** Start of Data provided **
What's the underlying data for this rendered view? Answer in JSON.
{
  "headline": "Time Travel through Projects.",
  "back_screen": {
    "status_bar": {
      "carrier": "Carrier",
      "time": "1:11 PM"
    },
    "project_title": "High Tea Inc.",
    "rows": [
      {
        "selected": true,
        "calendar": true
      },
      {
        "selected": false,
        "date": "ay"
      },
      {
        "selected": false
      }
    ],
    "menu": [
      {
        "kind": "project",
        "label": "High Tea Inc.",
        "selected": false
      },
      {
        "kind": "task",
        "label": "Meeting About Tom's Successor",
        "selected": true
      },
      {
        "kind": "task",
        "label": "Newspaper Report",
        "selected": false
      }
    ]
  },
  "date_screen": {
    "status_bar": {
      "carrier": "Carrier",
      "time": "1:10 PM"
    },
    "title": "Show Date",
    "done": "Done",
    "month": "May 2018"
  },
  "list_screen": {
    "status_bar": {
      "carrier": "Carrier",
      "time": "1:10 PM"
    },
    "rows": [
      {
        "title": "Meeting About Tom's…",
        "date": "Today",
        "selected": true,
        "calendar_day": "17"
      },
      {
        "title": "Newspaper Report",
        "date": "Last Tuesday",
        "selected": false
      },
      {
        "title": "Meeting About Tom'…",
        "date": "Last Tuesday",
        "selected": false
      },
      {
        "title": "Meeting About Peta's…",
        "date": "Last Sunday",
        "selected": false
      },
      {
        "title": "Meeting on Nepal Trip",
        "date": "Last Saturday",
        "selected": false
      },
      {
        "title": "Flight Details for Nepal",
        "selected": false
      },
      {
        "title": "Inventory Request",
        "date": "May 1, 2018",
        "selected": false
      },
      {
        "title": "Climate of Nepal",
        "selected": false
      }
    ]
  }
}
** End of Data provided **
** Start of Data provided **
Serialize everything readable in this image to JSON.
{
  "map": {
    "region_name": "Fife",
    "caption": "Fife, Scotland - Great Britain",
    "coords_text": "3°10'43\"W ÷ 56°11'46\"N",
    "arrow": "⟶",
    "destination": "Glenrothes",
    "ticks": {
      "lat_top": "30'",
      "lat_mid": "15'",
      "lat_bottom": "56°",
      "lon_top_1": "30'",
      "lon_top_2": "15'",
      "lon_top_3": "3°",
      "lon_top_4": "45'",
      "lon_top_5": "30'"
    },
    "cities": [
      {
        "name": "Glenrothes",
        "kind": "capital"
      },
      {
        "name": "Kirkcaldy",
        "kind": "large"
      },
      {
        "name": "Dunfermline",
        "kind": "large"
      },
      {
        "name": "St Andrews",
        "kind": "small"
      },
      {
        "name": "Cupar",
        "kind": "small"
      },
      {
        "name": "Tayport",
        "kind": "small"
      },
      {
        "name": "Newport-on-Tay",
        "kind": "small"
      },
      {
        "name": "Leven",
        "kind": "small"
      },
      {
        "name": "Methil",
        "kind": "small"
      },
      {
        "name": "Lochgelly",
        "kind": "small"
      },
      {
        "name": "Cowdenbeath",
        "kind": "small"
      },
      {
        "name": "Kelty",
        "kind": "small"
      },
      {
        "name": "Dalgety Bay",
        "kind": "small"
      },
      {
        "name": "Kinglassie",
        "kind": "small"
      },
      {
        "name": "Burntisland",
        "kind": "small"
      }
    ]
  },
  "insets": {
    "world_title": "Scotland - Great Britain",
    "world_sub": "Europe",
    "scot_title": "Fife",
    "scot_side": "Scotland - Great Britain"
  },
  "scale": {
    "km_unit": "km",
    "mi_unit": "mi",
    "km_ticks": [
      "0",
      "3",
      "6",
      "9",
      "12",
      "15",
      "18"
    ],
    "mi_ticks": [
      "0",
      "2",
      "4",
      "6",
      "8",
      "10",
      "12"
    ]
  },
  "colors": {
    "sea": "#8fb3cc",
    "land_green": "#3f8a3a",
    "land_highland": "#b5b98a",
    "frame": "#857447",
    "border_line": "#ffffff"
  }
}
** End of Data provided **
** Start of Data provided **
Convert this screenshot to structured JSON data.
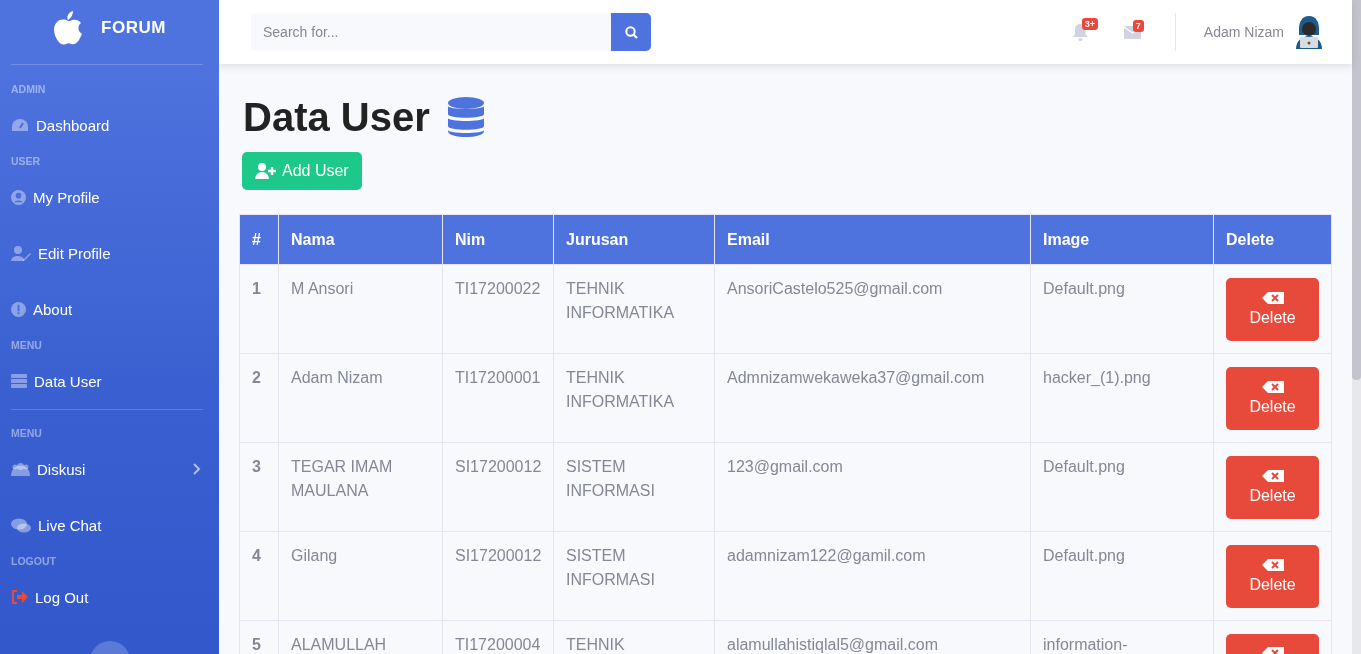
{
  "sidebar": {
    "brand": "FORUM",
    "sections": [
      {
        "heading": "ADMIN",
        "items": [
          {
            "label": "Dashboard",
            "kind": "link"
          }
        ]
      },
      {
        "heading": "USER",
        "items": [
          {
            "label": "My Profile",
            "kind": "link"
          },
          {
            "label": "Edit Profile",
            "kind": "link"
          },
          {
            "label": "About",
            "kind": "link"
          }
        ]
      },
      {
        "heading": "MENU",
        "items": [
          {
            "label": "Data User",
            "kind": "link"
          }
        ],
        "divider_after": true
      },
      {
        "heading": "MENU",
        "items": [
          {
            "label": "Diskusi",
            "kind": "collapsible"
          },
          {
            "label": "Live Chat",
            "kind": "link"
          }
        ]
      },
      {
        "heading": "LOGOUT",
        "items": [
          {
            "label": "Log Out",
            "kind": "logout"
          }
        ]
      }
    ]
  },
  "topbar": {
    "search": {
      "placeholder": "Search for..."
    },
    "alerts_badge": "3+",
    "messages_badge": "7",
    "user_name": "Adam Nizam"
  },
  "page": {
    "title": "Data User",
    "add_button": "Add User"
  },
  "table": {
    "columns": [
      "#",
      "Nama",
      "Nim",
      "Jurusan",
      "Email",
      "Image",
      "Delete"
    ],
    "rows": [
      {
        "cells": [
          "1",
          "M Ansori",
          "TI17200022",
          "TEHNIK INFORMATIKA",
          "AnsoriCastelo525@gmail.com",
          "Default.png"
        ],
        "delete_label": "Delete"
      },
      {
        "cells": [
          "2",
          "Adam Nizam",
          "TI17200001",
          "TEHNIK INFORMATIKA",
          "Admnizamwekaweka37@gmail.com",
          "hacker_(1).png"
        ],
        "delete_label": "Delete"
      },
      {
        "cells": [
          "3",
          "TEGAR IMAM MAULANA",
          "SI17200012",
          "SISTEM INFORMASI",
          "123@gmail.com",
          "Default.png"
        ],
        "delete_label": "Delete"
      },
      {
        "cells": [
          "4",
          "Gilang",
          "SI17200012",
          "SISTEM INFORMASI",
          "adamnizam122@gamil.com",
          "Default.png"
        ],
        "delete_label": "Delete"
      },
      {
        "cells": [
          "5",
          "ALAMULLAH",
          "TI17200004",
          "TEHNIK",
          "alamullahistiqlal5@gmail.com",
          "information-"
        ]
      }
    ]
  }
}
** End of Data provided **
_What you need to do:_
From the entries, copy out each line containing the word "Last".

_Result of this task:_
        "date": "Last Tuesday",
        "date": "Last Tuesday",
        "date": "Last Sunday",
        "date": "Last Saturday",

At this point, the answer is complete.